Selected excerpt »
WWW::Curl is a HTTP client built on top of libcurl. According to the manpage LWP is still preferred to use, unless one needs more speed or parallelism.

There are other light-weight HTTP implementations, which are not complete as LWP, but smaller in size and module number and probably also faster. These are Furl, HTTP::Lite and HTTP::Client (where the latter needs HTTP::Lite as a dependency and the version 1.51 seems to be broken). HTTP::MHTTP is also a very low-level implementation, which is probably faster than LWP, but for example lacks out-of-the-box support for name-based virtual hosts.

HTTP::GHTTP needs a non-standard library to be installed, and a C compiler. It's probably faster than LWP.

There is a number of extensions to LWP::UserAgent, like LWP::UserAgent::WithCache and LWP::UserAgent::Cache::Memcached (with caching support), LWPx::ParanoidAgent (an user agent with additional restricions, e.g. refusing connecting to internal addresses), LWP::UserAgent::Determined and LWP::UserAgent::ExponentialBackoff (user agents retrying a few times in case of transient errors) ...

LWP::ParallelUA is an implementation on top of LWP to allow parallel fetching. Unfortunately this module does not work anymore with recent LWP installations.

libnet (Net::FTP) etc. (more low-level, has FTP, but no HTTP (?), POP3, SMTP etc.).

WWW::Mechanize: a class on top of LWP::UserAgent, can be used to mechanize WWW requests. WWW::Automate is similar, but outdated and not supported anymore. HTTP::Recorder is a supporting tool for WWW::Mechanize: it acts like a proxy and spits out WWW::Mechanize scripts. Useful for automated test systems, if it'd be supported (but look at http://rt.cpan.org and the overwhelming bug list).

WWW::Mechanize::Shell is a shell for driving WWW::Mechanize and creating scripts for this module.

Web::Scraper is a web scraping toolkit using HTML/CSS selectors or XPath expressions.

Scrappy is a powerful web harvester and spider.

Server

HTTP::Proxy to create a HTTP proxy.

HTTP::Daemon for a pure perl HTTP daemon. Other pure perl http daemons: tinyhttpd, httpi (links missing). For perl support in the Apache server see mod_perl and the CGI support in Apache.

Starman - a high-performance preforking PSGI/Plack web server.

Monoceros - a PSGI/Plack server with event driven connection manager, preforking workers, inherited from Starman.

Web Frameworks

There's a wiki page some of the existing frameworks for web development: http://www.perlfoundation.org/perl5/index.cgi?web_frameworks

Catalyst --- The Elegant MVC Web Application Framework

Maypole. A MVC system for Apache or cgi-bin.

See also HTML::Mason and maybe Apache::ASP, which are more than just templating systems (is this true XXX?).

Jifty.

Dancer - lightweight yet powerful web application framework.

Plack - PSGI toolkit, may also be used to create web sites.

CGI based frameworks

CGI::Application

CMS

Contentment --- a perl based Web CMS (check it XXX).

Wiki

CGI::Wiki: nice, modular, not out-of-the-box, but relatively easily configurable.

Kwiki: popular.

http://www.twiki.org (not a CPAN module). Also popular, feature-rich, slow.

Prompt 1 » Reproduce word for word the stretch of the overview of Perl web modules from "WWW::Mechanize: a class" through "a HTTP proxy.".
Prompt 2 » Summarize the overview of Perl web modules in two sentences.
The listing after this has nothing to do with the exercise.

Recorded data »
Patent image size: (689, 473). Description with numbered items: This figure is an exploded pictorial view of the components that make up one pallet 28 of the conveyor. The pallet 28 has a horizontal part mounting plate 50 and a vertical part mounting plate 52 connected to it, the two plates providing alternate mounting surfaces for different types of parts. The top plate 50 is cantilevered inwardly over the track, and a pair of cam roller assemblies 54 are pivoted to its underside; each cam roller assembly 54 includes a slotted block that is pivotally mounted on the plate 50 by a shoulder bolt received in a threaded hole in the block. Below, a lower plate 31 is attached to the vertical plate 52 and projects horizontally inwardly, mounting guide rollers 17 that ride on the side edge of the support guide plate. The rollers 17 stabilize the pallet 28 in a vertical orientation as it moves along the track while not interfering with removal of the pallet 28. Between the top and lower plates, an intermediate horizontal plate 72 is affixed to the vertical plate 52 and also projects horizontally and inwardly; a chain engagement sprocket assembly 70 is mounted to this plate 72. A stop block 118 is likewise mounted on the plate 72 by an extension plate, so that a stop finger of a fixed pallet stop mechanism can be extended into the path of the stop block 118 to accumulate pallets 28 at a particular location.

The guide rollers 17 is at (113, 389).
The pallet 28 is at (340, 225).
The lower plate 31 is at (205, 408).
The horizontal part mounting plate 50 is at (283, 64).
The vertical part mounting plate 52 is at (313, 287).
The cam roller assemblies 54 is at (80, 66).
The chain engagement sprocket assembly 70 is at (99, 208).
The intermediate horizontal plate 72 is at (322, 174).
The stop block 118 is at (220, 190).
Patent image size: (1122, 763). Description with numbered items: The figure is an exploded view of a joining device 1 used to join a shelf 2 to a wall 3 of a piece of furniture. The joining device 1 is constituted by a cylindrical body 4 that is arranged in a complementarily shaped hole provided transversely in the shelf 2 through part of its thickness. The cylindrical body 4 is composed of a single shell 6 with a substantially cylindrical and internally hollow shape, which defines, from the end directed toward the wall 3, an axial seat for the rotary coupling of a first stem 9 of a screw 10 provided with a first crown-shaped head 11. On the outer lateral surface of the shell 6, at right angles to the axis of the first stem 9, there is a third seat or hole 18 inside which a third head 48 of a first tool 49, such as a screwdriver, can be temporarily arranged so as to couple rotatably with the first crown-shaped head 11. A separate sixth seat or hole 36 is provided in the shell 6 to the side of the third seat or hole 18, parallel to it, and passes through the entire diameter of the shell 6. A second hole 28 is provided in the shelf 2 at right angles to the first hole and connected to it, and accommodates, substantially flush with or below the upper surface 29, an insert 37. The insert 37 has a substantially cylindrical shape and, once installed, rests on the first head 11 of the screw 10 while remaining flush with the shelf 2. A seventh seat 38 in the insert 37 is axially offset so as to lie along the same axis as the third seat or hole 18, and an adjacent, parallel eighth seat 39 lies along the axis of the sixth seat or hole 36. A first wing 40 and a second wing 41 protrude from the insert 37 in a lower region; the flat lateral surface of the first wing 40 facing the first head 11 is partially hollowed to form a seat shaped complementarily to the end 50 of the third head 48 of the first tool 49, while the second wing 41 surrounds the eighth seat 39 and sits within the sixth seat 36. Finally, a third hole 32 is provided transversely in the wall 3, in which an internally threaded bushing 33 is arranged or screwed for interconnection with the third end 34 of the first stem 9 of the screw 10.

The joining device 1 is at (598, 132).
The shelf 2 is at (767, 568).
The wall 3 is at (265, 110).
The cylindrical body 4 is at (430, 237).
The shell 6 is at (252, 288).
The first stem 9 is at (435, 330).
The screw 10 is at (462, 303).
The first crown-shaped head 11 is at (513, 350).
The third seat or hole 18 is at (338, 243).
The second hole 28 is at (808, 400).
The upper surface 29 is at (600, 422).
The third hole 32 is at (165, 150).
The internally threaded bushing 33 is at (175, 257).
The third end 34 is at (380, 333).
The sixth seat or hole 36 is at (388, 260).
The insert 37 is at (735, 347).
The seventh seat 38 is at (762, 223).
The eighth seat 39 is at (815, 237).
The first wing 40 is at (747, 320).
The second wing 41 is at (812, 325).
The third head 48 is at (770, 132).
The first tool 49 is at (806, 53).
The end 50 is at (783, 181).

Problem solution 1 »
WWW::Mechanize: a class on top of LWP::UserAgent, can be used to mechanize WWW requests. WWW::Automate is similar, but outdated and not supported anymore. HTTP::Recorder is a supporting tool for WWW::Mechanize: it acts like a proxy and spits out WWW::Mechanize scripts. Useful for automated test systems, if it'd be supported (but look at http://rt.cpan.org and the overwhelming bug list).

WWW::Mechanize::Shell is a shell for driving WWW::Mechanize and creating scripts for this module.

Web::Scraper is a web scraping toolkit using HTML/CSS selectors or XPath expressions.

Scrappy is a powerful web harvester and spider.

Server

HTTP::Proxy to create a HTTP proxy.

Problem solution 2 » HTTP clients such as WWW::Curl, Furl and HTTP::Lite are offered as alternatives to LWP, along with LWP::UserAgent extensions that add caching, extra restrictions or retries, and WWW::Mechanize for automating web requests. Servers such as HTTP::Daemon, Starman and Monoceros, web frameworks such as Catalyst, Dancer and Plack, and wiki software such as CGI::Wiki, Kwiki and TWiki are also named.